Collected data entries
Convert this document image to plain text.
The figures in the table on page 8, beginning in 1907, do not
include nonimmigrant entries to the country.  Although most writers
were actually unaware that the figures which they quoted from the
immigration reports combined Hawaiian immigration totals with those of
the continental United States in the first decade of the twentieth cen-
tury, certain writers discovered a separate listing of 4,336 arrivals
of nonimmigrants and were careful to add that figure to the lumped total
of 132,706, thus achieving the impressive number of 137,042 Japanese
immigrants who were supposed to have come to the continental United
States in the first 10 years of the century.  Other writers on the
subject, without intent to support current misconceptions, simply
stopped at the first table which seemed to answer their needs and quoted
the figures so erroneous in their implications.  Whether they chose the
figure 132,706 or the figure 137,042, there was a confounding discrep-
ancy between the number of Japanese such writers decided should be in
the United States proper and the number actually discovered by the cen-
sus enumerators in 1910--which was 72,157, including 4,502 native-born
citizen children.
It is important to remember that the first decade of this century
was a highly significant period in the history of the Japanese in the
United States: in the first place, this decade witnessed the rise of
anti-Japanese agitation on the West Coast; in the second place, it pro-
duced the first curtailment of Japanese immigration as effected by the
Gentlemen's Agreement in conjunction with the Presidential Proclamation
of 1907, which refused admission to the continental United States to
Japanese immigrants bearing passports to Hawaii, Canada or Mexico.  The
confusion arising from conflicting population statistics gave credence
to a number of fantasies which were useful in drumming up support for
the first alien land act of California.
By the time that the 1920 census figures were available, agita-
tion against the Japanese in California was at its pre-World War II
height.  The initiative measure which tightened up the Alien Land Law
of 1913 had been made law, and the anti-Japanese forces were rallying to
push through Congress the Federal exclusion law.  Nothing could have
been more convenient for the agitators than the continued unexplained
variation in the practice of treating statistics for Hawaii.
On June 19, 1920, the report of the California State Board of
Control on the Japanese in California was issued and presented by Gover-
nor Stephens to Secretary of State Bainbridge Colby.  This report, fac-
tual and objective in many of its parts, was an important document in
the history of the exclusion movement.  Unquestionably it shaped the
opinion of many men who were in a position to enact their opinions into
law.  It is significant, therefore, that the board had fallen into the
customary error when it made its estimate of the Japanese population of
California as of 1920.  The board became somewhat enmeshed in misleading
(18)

**WORK TO COMPLETE**
Print all of the entries exactly as they appear.

**WORKED SOLUTION**
Convert this document image to plain text.
The figures in the table on page 8, beginning in 1907, do not
include nonimmigrant entries to the country.  Although most writers
were actually unaware that the figures which they quoted from the
immigration reports combined Hawaiian immigration totals with those of
the continental United States in the first decade of the twentieth cen-
tury, certain writers discovered a separate listing of 4,336 arrivals
of nonimmigrants and were careful to add that figure to the lumped total
of 132,706, thus achieving the impressive number of 137,042 Japanese
immigrants who were supposed to have come to the continental United
States in the first 10 years of the century.  Other writers on the
subject, without intent to support current misconceptions, simply
stopped at the first table which seemed to answer their needs and quoted
the figures so erroneous in their implications.  Whether they chose the
figure 132,706 or the figure 137,042, there was a confounding discrep-
ancy between the number of Japanese such writers decided should be in
the United States proper and the number actually discovered by the cen-
sus enumerators in 1910--which was 72,157, including 4,502 native-born
citizen children.
It is important to remember that the first decade of this century
was a highly significant period in the history of the Japanese in the
United States: in the first place, this decade witnessed the rise of
anti-Japanese agitation on the West Coast; in the second place, it pro-
duced the first curtailment of Japanese immigration as effected by the
Gentlemen's Agreement in conjunction with the Presidential Proclamation
of 1907, which refused admission to the continental United States to
Japanese immigrants bearing passports to Hawaii, Canada or Mexico.  The
confusion arising from conflicting population statistics gave credence
to a number of fantasies which were useful in drumming up support for
the first alien land act of California.
By the time that the 1920 census figures were available, agita-
tion against the Japanese in California was at its pre-World War II
height.  The initiative measure which tightened up the Alien Land Law
of 1913 had been made law, and the anti-Japanese forces were rallying to
push through Congress the Federal exclusion law.  Nothing could have
been more convenient for the agitators than the continued unexplained
variation in the practice of treating statistics for Hawaii.
On June 19, 1920, the report of the California State Board of
Control on the Japanese in California was issued and presented by Gover-
nor Stephens to Secretary of State Bainbridge Colby.  This report, fac-
tual and objective in many of its parts, was an important document in
the history of the exclusion movement.  Unquestionably it shaped the
opinion of many men who were in a position to enact their opinions into
law.  It is significant, therefore, that the board had fallen into the
customary error when it made its estimate of the Japanese population of
California as of 1920.  The board became somewhat enmeshed in misleading
(18)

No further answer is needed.